(Stored entries)
------

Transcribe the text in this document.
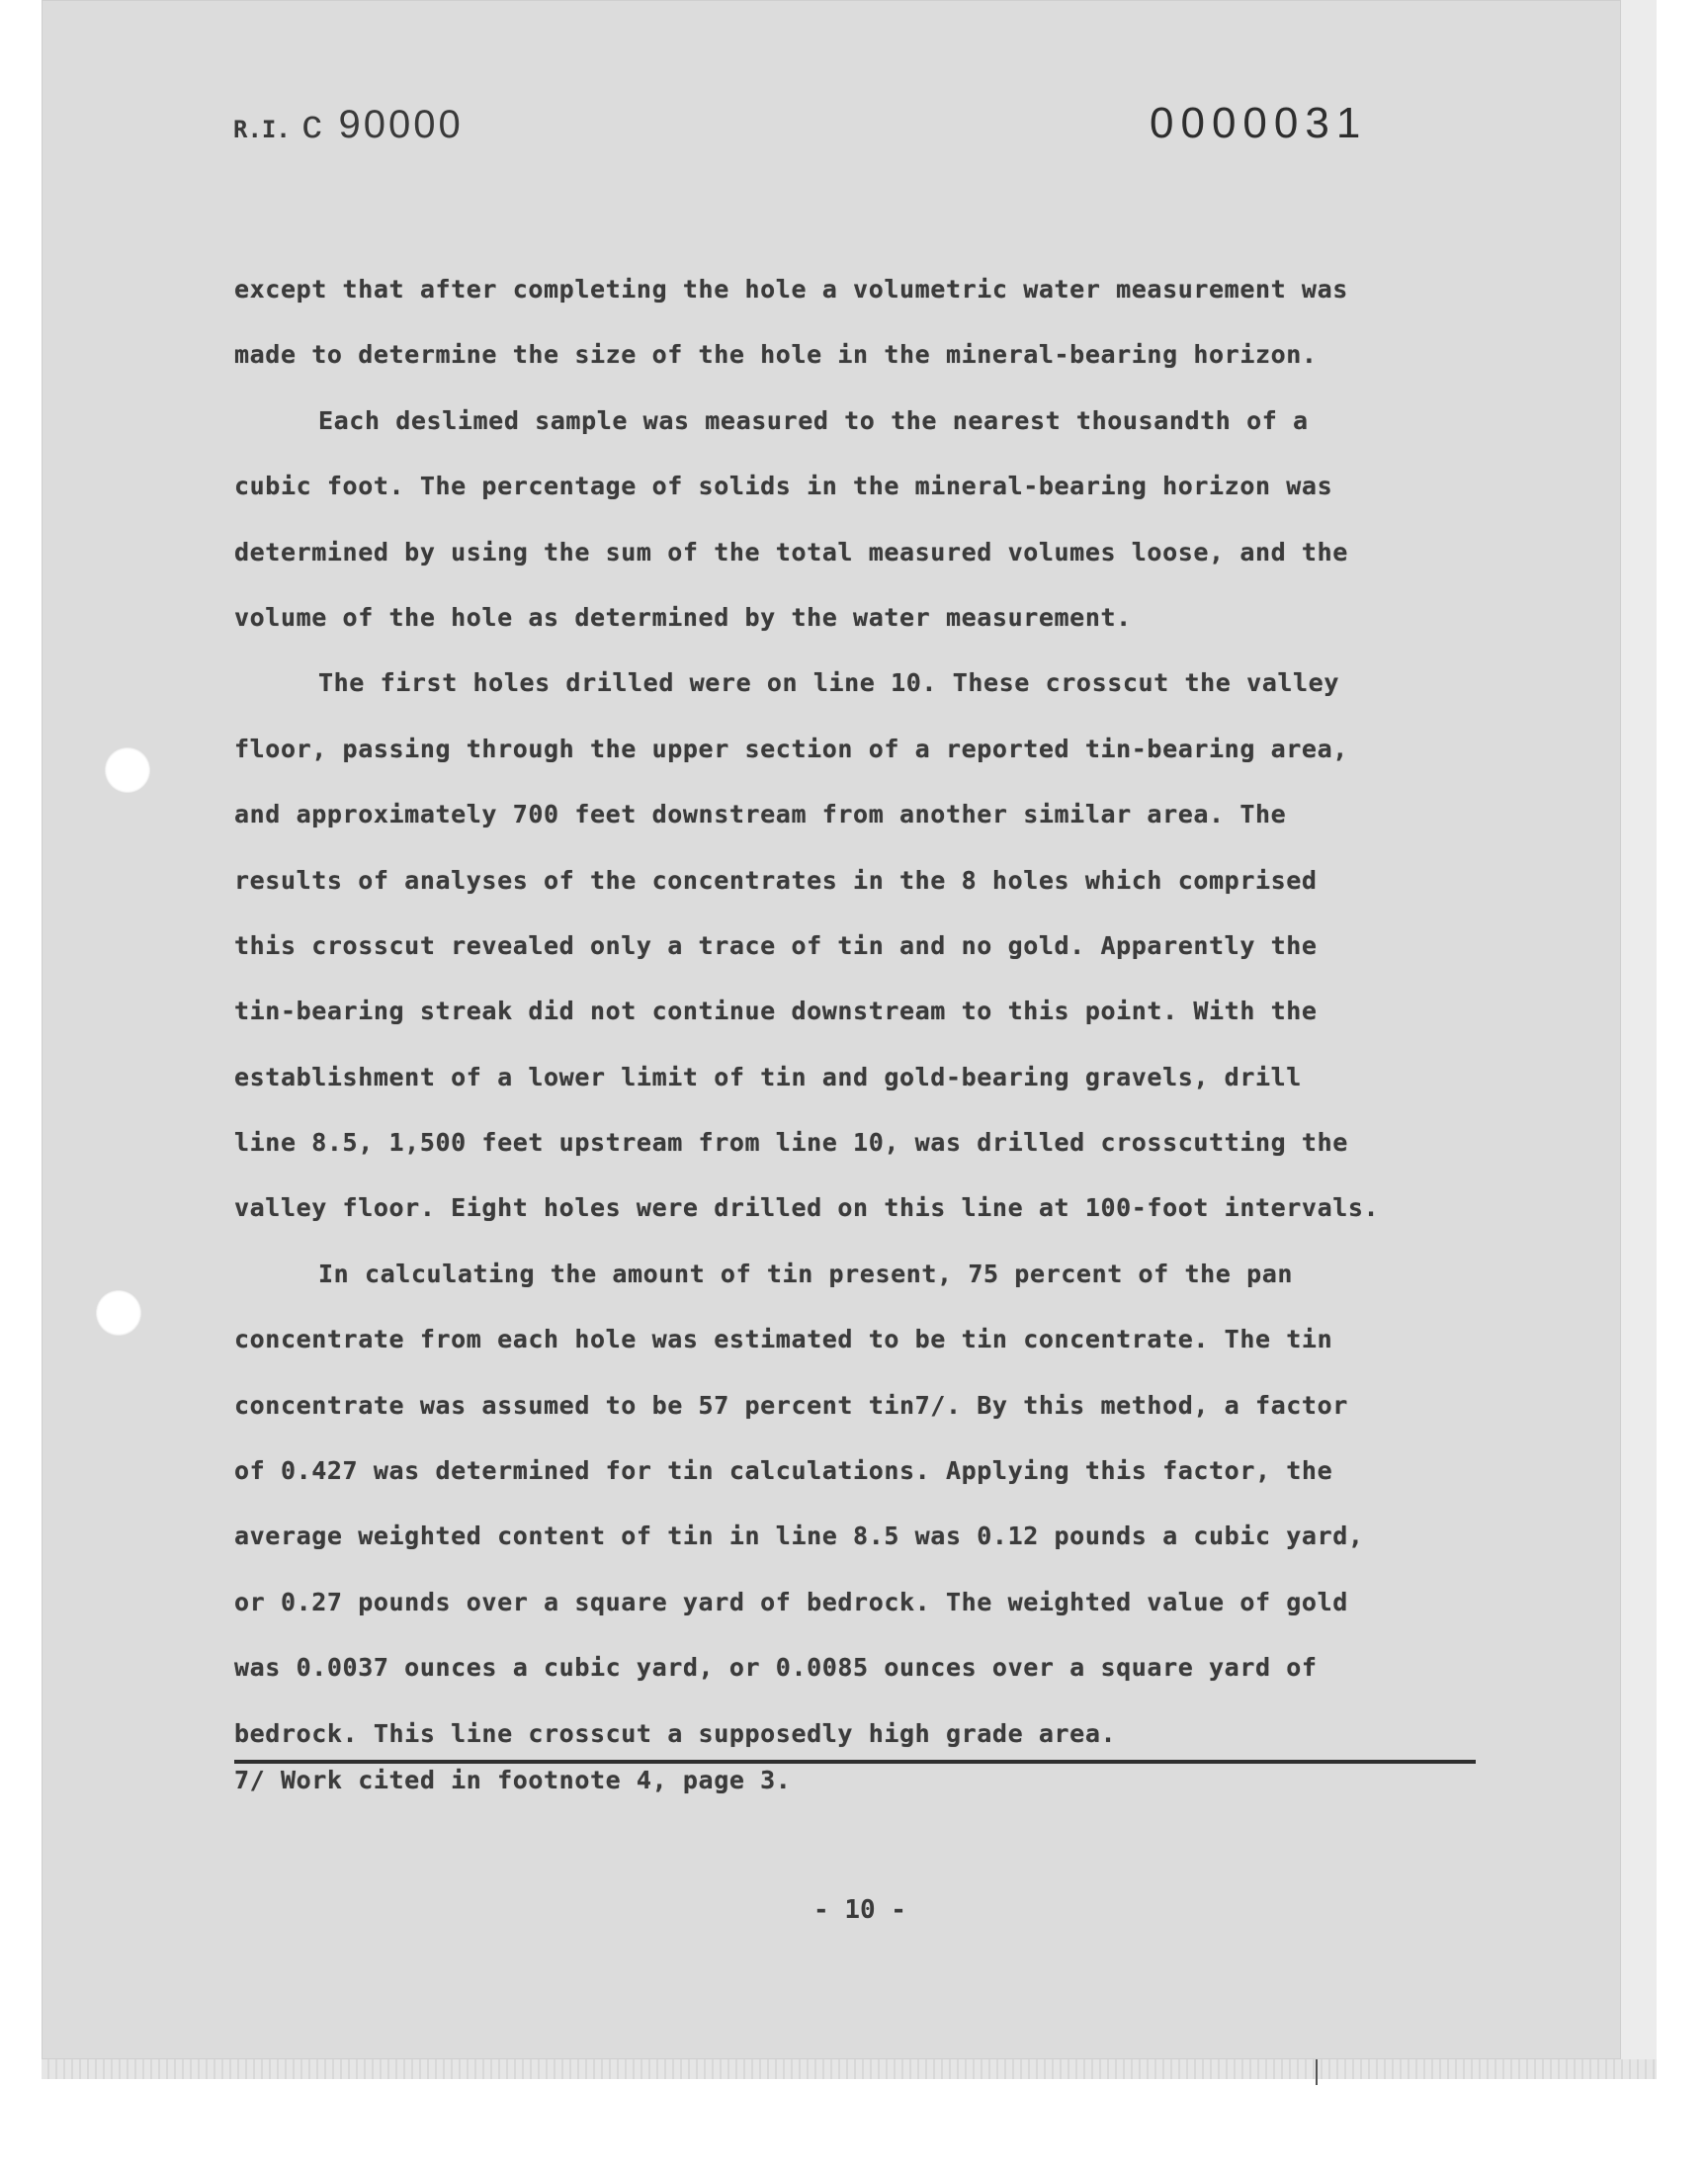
R.I. c 90000	0000031
except that after completing the hole a volumetric water measurement was
made to determine the size of the hole in the mineral-bearing horizon.
Each deslimed sample was measured to the nearest thousandth of a
cubic foot. The percentage of solids in the mineral-bearing horizon was
determined by using the sum of the total measured volumes loose, and the
volume of the hole as determined by the water measurement.
The first holes drilled were on line 10. These crosscut the valley
floor, passing through the upper section of a reported tin-bearing area,
and approximately 700 feet downstream from another similar area. The
results of analyses of the concentrates in the 8 holes which comprised
this crosscut revealed only a trace of tin and no gold. Apparently the
tin-bearing streak did not continue downstream to this point. With the
establishment of a lower limit of tin and gold-bearing gravels, drill
line 8.5, 1,500 feet upstream from line 10, was drilled crosscutting the
valley floor. Eight holes were drilled on this line at 100-foot intervals.
In calculating the amount of tin present, 75 percent of the pan
concentrate from each hole was estimated to be tin concentrate. The tin
concentrate was assumed to be 57 percent tin7/. By this method, a factor
of 0.427 was determined for tin calculations. Applying this factor, the
average weighted content of tin in line 8.5 was 0.12 pounds a cubic yard,
or 0.27 pounds over a square yard of bedrock. The weighted value of gold
was 0.0037 ounces a cubic yard, or 0.0085 ounces over a square yard of
bedrock. This line crosscut a supposedly high grade area.
7/ Work cited in footnote 4, page 3.
- 10 -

------

Each entry shown above must be quoted exactly, with its pictures left out.

Transcribe the text in this document.
R.I. c 90000	0000031
except that after completing the hole a volumetric water measurement was
made to determine the size of the hole in the mineral-bearing horizon.
Each deslimed sample was measured to the nearest thousandth of a
cubic foot. The percentage of solids in the mineral-bearing horizon was
determined by using the sum of the total measured volumes loose, and the
volume of the hole as determined by the water measurement.
The first holes drilled were on line 10. These crosscut the valley
floor, passing through the upper section of a reported tin-bearing area,
and approximately 700 feet downstream from another similar area. The
results of analyses of the concentrates in the 8 holes which comprised
this crosscut revealed only a trace of tin and no gold. Apparently the
tin-bearing streak did not continue downstream to this point. With the
establishment of a lower limit of tin and gold-bearing gravels, drill
line 8.5, 1,500 feet upstream from line 10, was drilled crosscutting the
valley floor. Eight holes were drilled on this line at 100-foot intervals.
In calculating the amount of tin present, 75 percent of the pan
concentrate from each hole was estimated to be tin concentrate. The tin
concentrate was assumed to be 57 percent tin7/. By this method, a factor
of 0.427 was determined for tin calculations. Applying this factor, the
average weighted content of tin in line 8.5 was 0.12 pounds a cubic yard,
or 0.27 pounds over a square yard of bedrock. The weighted value of gold
was 0.0037 ounces a cubic yard, or 0.0085 ounces over a square yard of
bedrock. This line crosscut a supposedly high grade area.
7/ Work cited in footnote 4, page 3.
- 10 -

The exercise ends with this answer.